— WHAT THE TASK ASKS —
Below is a listing; reproduce each line of it exactly.

— MATERIAL TO PROCESS —
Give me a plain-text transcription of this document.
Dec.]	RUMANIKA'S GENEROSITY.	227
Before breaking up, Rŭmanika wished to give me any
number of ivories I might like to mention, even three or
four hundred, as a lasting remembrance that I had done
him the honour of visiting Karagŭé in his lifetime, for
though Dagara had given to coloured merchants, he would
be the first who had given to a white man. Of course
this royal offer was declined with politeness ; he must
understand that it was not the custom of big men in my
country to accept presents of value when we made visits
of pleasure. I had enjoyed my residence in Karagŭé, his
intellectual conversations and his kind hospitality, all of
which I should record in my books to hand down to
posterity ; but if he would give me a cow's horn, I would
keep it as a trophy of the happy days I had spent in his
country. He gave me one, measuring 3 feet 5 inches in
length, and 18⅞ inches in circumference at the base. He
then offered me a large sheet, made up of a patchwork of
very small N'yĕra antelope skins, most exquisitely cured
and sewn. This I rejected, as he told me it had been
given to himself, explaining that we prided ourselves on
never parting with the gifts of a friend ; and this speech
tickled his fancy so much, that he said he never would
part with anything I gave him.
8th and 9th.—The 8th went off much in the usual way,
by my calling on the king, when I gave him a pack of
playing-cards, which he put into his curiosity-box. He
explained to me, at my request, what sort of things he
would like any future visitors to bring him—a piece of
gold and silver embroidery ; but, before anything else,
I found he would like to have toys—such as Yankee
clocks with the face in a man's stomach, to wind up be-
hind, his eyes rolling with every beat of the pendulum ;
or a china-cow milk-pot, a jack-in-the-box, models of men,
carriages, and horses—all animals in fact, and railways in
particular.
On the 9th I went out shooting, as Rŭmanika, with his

— SOLVED EXERCISE —
Give me a plain-text transcription of this document.
Dec.]	RUMANIKA'S GENEROSITY.	227
Before breaking up, Rŭmanika wished to give me any
number of ivories I might like to mention, even three or
four hundred, as a lasting remembrance that I had done
him the honour of visiting Karagŭé in his lifetime, for
though Dagara had given to coloured merchants, he would
be the first who had given to a white man. Of course
this royal offer was declined with politeness ; he must
understand that it was not the custom of big men in my
country to accept presents of value when we made visits
of pleasure. I had enjoyed my residence in Karagŭé, his
intellectual conversations and his kind hospitality, all of
which I should record in my books to hand down to
posterity ; but if he would give me a cow's horn, I would
keep it as a trophy of the happy days I had spent in his
country. He gave me one, measuring 3 feet 5 inches in
length, and 18⅞ inches in circumference at the base. He
then offered me a large sheet, made up of a patchwork of
very small N'yĕra antelope skins, most exquisitely cured
and sewn. This I rejected, as he told me it had been
given to himself, explaining that we prided ourselves on
never parting with the gifts of a friend ; and this speech
tickled his fancy so much, that he said he never would
part with anything I gave him.
8th and 9th.—The 8th went off much in the usual way,
by my calling on the king, when I gave him a pack of
playing-cards, which he put into his curiosity-box. He
explained to me, at my request, what sort of things he
would like any future visitors to bring him—a piece of
gold and silver embroidery ; but, before anything else,
I found he would like to have toys—such as Yankee
clocks with the face in a man's stomach, to wind up be-
hind, his eyes rolling with every beat of the pendulum ;
or a china-cow milk-pot, a jack-in-the-box, models of men,
carriages, and horses—all animals in fact, and railways in
particular.
On the 9th I went out shooting, as Rŭmanika, with his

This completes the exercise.